_Instructions for the task_: From the records below, copy every line that contains the word "Биткоин".

━━━━━ Records provided ━━━━━

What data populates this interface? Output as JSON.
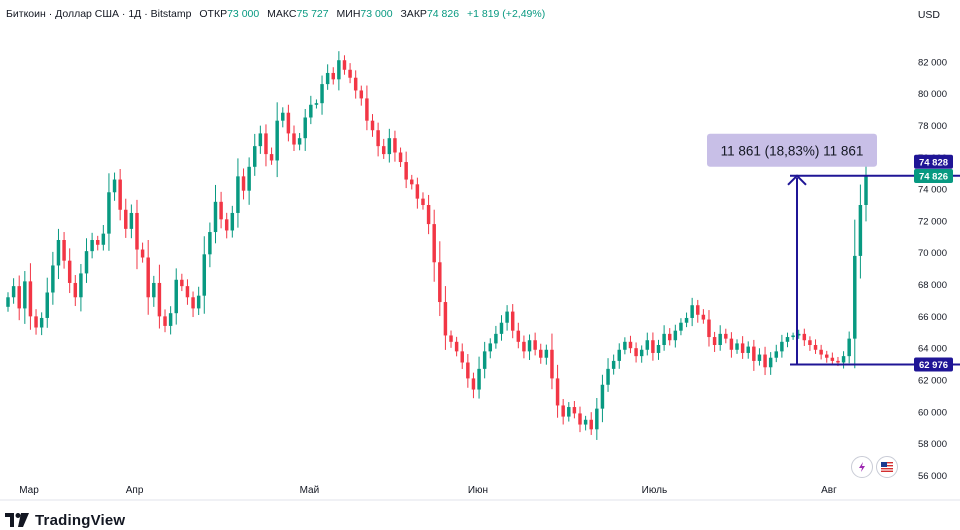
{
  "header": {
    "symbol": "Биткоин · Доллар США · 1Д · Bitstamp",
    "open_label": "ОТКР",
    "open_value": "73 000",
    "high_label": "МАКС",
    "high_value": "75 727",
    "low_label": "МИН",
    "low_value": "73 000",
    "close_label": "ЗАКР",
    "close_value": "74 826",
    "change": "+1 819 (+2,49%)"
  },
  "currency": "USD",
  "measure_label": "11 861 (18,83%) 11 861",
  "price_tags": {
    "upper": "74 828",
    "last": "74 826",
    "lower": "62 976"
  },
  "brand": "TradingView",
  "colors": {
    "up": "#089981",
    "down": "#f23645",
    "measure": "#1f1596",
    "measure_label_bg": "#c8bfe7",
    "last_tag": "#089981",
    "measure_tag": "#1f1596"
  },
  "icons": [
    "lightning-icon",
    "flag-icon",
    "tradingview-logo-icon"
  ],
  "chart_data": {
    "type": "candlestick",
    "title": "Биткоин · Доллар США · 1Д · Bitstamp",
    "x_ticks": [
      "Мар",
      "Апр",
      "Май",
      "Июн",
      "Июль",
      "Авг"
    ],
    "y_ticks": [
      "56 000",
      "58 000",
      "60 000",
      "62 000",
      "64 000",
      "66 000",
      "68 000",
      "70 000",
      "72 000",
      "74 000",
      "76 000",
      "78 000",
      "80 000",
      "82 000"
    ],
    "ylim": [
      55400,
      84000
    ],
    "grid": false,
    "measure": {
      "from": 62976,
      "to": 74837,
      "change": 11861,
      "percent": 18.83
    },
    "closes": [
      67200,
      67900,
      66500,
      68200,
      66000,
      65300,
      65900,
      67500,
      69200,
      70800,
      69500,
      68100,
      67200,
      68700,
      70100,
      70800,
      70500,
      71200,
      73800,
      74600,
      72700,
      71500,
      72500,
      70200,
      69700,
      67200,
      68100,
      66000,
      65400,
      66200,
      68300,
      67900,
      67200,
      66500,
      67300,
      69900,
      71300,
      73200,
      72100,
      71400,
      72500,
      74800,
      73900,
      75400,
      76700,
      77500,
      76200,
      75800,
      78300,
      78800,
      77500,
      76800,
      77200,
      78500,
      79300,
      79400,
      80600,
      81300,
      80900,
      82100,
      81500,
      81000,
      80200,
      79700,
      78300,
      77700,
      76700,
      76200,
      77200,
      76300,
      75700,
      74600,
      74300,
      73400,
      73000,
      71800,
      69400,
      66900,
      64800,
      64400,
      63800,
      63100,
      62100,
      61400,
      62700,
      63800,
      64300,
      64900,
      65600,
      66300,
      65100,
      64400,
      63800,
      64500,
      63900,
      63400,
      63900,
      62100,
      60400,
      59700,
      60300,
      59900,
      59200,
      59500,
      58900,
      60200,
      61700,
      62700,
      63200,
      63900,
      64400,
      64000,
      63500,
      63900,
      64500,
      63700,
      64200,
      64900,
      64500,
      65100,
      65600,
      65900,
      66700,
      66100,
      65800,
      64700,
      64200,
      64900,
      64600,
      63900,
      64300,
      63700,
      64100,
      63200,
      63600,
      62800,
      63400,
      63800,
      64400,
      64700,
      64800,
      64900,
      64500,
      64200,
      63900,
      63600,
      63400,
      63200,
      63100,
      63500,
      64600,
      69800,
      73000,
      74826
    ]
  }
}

━━━━━
━━━━━ Records provided ━━━━━

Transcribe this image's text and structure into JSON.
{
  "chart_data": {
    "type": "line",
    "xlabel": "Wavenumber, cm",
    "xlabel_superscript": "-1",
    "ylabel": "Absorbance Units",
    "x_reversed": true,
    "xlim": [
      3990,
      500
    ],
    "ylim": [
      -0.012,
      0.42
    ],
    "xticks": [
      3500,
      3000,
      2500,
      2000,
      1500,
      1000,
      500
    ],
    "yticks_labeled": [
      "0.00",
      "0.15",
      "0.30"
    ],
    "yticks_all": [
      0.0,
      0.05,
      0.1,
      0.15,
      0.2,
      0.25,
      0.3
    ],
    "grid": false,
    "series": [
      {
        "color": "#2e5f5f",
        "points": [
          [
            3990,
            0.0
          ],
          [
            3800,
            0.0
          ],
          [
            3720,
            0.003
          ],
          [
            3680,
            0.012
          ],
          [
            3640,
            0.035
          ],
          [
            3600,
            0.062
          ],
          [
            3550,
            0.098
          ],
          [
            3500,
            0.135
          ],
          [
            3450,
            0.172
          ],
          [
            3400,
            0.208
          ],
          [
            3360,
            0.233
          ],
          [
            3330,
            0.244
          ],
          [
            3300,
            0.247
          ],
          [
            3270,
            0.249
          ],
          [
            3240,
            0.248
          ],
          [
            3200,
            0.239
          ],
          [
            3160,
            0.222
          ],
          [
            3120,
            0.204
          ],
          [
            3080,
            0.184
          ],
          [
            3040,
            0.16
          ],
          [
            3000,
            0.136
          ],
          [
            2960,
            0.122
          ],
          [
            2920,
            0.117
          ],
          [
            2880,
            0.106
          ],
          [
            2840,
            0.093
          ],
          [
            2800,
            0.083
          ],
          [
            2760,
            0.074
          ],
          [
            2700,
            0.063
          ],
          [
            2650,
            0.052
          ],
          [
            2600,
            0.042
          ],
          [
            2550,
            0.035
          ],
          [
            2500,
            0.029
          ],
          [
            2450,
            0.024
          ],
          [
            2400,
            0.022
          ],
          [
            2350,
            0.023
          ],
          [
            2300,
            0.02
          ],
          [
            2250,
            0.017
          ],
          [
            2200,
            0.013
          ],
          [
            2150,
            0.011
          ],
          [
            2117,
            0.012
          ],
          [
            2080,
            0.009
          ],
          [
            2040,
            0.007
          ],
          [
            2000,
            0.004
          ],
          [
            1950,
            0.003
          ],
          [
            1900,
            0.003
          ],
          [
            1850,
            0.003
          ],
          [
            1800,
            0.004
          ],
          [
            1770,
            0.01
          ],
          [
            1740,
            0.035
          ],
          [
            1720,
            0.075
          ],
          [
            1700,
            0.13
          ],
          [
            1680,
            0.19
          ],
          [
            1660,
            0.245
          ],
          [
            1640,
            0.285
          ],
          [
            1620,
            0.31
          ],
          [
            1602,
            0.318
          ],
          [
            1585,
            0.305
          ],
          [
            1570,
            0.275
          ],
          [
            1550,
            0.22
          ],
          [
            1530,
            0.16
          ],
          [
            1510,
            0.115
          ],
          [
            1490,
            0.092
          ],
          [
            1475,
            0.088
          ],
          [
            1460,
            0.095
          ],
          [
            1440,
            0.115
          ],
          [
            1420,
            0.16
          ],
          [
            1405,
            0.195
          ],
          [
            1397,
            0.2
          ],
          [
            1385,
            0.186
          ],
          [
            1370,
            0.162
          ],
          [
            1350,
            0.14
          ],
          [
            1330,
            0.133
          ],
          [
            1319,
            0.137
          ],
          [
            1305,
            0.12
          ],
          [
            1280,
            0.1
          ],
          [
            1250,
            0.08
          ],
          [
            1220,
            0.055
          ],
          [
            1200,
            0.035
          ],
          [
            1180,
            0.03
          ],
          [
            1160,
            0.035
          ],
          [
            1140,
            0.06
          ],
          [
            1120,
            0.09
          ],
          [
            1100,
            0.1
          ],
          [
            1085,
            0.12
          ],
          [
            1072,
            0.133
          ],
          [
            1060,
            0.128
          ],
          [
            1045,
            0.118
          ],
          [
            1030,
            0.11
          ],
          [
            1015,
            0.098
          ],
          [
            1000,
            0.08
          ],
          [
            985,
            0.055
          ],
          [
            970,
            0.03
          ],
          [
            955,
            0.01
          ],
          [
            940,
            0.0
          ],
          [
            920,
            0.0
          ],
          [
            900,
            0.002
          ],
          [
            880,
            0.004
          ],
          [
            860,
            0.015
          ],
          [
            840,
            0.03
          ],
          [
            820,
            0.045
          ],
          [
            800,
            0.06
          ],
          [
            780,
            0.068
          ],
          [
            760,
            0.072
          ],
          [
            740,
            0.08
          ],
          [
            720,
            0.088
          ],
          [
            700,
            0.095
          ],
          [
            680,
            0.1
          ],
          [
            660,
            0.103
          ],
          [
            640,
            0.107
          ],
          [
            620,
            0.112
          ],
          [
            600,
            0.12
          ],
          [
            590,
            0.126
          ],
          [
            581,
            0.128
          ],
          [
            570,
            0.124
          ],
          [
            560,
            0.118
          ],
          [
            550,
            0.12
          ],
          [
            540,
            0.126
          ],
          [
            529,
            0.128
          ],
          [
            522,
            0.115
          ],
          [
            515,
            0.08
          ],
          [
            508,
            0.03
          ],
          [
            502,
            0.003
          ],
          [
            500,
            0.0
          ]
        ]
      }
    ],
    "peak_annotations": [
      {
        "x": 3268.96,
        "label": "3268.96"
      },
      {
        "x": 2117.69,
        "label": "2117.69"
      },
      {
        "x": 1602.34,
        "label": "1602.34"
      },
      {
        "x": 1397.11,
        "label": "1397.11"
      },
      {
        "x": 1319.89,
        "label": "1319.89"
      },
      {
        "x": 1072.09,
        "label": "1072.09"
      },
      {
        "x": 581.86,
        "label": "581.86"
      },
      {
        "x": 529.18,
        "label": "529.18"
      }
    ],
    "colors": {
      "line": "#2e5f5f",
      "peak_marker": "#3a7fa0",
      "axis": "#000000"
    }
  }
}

━━━━━

_Solution for this problem_:
    "symbol": "Биткоин · Доллар США · 1Д · Bitstamp",
    "title": "Биткоин · Доллар США · 1Д · Bitstamp",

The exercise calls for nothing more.